(Extracted data entries)

▬▬▬▬▬▬▬▬▬▬

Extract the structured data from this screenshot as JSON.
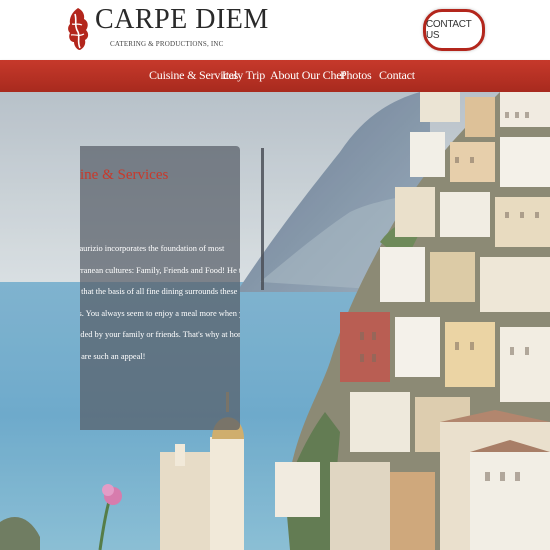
{
  "header": {
    "logo_title": "CARPE DIEM",
    "logo_subtitle": "CATERING & PRODUCTIONS, INC",
    "contact_button": "CONTACT US"
  },
  "nav": {
    "items": [
      {
        "label": "Cuisine & Services"
      },
      {
        "label": "Italy Trip"
      },
      {
        "label": "About Our Chef"
      },
      {
        "label": "Photos"
      },
      {
        "label": "Contact"
      }
    ]
  },
  "card": {
    "title": "isine & Services",
    "lines": [
      "Maurizio incorporates the foundation of most",
      "terranean cultures: Family, Friends and Food! He truly",
      "es that the basis of all fine dining surrounds these",
      "ms. You always seem to enjoy a meal more when you are",
      "unded by your family or friends. That's why at home",
      "es are such an appeal!"
    ]
  },
  "colors": {
    "brand_red": "#b3261c",
    "nav_red": "#c6392b",
    "card_bg": "#585e68",
    "sea": "#5b9fc4"
  }
}
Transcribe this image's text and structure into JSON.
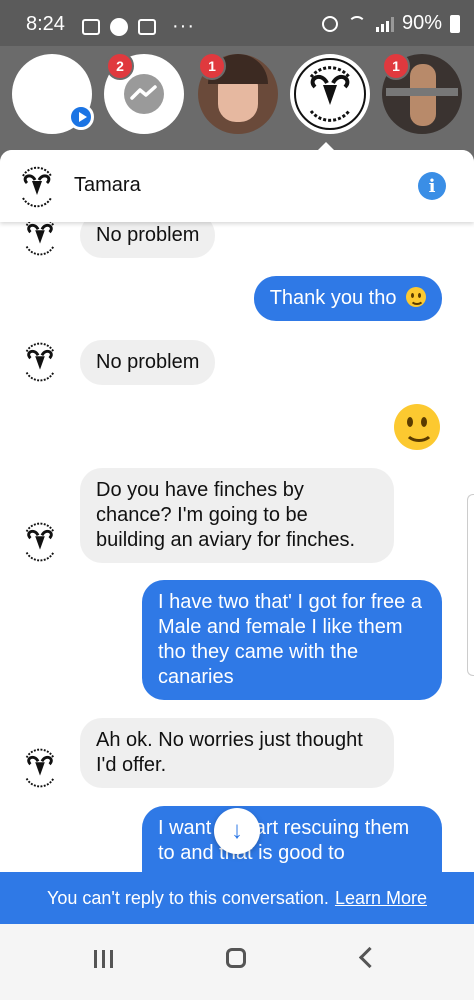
{
  "status": {
    "time": "8:24",
    "dots": "···",
    "battery": "90%"
  },
  "heads": [
    {
      "badge": ""
    },
    {
      "badge": "2"
    },
    {
      "badge": "1"
    },
    {
      "badge": ""
    },
    {
      "badge": "1"
    }
  ],
  "conversation": {
    "name": "Tamara",
    "info_icon": "i"
  },
  "messages": [
    {
      "text": "No problem"
    },
    {
      "text": "Thank you tho"
    },
    {
      "text": "No problem"
    },
    {
      "text": "Do you have finches by chance? I'm going to be building an aviary for finches."
    },
    {
      "text": "I have two that' I got for free a Male and female I like them tho they came with the canaries"
    },
    {
      "text": "Ah ok. No worries just thought I'd offer."
    },
    {
      "text": "I want to start rescuing them to and that is good to"
    }
  ],
  "banner": {
    "text": "You can't reply to this conversation.",
    "link": "Learn More"
  },
  "colors": {
    "accent": "#2f79e6",
    "badge": "#e0393e",
    "bubble_in": "#efefef"
  },
  "icons": [
    "gallery-icon",
    "messenger-icon",
    "alarm-icon",
    "wifi-icon",
    "signal-icon",
    "battery-icon",
    "info-icon",
    "scroll-down-icon",
    "recent-apps-icon",
    "home-icon",
    "back-icon"
  ]
}
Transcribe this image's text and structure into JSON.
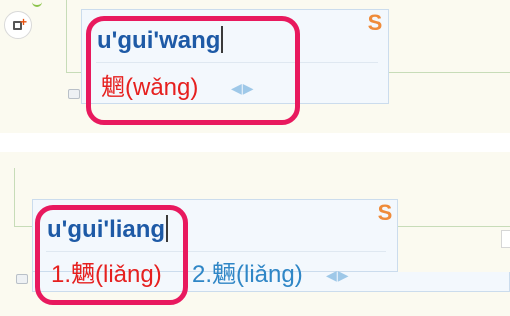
{
  "top_ime": {
    "composition": "u'gui'wang",
    "candidates": [
      {
        "text": "魍(wǎng)"
      }
    ]
  },
  "bottom_ime": {
    "composition": "u'gui'liang",
    "candidates": [
      {
        "text": "1.魉(liǎng)"
      },
      {
        "text": "2.魎(liǎng)"
      }
    ]
  },
  "logo_letter": "S",
  "colors": {
    "composition": "#1e5aa6",
    "selected_candidate": "#e6201f",
    "other_candidate": "#2f86c6",
    "highlight": "#e8195e"
  },
  "icons": [
    "add-icon",
    "sogou-logo-icon",
    "page-prev-icon",
    "page-next-icon",
    "emoji-icon"
  ]
}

▬▬▬▬▬▬▬▬▬▬

In the records above, locate every line with the string "label" and copy it.

__Full solution__
        "label": "Cuisine & Services"
        "label": "Italy Trip"
        "label": "About Our Chef"
        "label": "Photos"
        "label": "Contact"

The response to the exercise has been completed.